## BEGIN SUPPLIED RECORDS
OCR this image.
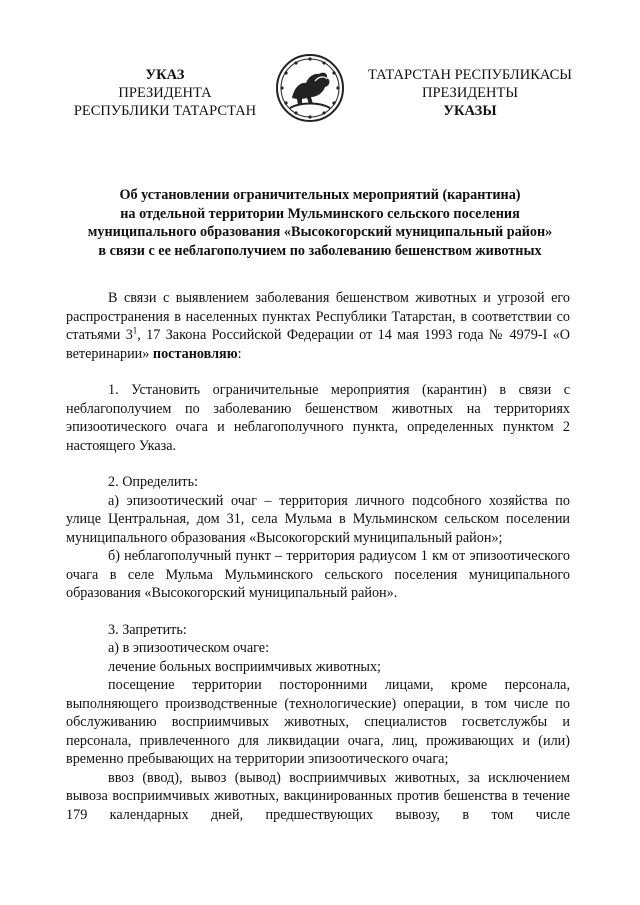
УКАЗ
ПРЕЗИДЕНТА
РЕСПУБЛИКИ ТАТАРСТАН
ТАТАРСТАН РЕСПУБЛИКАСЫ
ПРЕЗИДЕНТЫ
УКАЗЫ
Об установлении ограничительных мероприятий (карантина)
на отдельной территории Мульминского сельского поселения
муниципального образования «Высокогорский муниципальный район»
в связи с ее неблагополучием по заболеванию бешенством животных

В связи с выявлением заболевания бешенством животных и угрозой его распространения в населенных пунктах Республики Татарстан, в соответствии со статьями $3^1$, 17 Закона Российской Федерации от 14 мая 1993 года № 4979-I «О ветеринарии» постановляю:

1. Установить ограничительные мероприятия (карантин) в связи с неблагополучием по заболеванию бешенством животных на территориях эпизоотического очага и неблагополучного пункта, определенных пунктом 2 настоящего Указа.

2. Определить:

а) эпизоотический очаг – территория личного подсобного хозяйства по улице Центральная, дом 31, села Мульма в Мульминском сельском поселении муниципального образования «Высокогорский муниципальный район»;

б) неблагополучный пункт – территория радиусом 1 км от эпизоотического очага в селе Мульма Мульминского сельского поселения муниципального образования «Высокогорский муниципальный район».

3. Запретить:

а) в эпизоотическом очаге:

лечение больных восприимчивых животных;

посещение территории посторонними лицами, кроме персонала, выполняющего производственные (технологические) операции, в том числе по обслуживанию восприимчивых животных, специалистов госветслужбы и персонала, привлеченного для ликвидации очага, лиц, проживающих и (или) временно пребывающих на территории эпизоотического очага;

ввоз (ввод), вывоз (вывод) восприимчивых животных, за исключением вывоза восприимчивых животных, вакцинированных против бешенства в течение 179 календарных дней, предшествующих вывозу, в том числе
## END SUPPLIED RECORDS
REQUIRED WORK –
Set every line down exactly as written, leaving each picture out.

ANSWER IN FULL –
OCR this image.
УКАЗ
ПРЕЗИДЕНТА
РЕСПУБЛИКИ ТАТАРСТАН
ТАТАРСТАН РЕСПУБЛИКАСЫ
ПРЕЗИДЕНТЫ
УКАЗЫ
Об установлении ограничительных мероприятий (карантина)
на отдельной территории Мульминского сельского поселения
муниципального образования «Высокогорский муниципальный район»
в связи с ее неблагополучием по заболеванию бешенством животных

В связи с выявлением заболевания бешенством животных и угрозой его распространения в населенных пунктах Республики Татарстан, в соответствии со статьями $3^1$, 17 Закона Российской Федерации от 14 мая 1993 года № 4979-I «О ветеринарии» постановляю:

1. Установить ограничительные мероприятия (карантин) в связи с неблагополучием по заболеванию бешенством животных на территориях эпизоотического очага и неблагополучного пункта, определенных пунктом 2 настоящего Указа.

2. Определить:

а) эпизоотический очаг – территория личного подсобного хозяйства по улице Центральная, дом 31, села Мульма в Мульминском сельском поселении муниципального образования «Высокогорский муниципальный район»;

б) неблагополучный пункт – территория радиусом 1 км от эпизоотического очага в селе Мульма Мульминского сельского поселения муниципального образования «Высокогорский муниципальный район».

3. Запретить:

а) в эпизоотическом очаге:

лечение больных восприимчивых животных;

посещение территории посторонними лицами, кроме персонала, выполняющего производственные (технологические) операции, в том числе по обслуживанию восприимчивых животных, специалистов госветслужбы и персонала, привлеченного для ликвидации очага, лиц, проживающих и (или) временно пребывающих на территории эпизоотического очага;

ввоз (ввод), вывоз (вывод) восприимчивых животных, за исключением вывоза восприимчивых животных, вакцинированных против бешенства в течение 179 календарных дней, предшествующих вывозу, в том числе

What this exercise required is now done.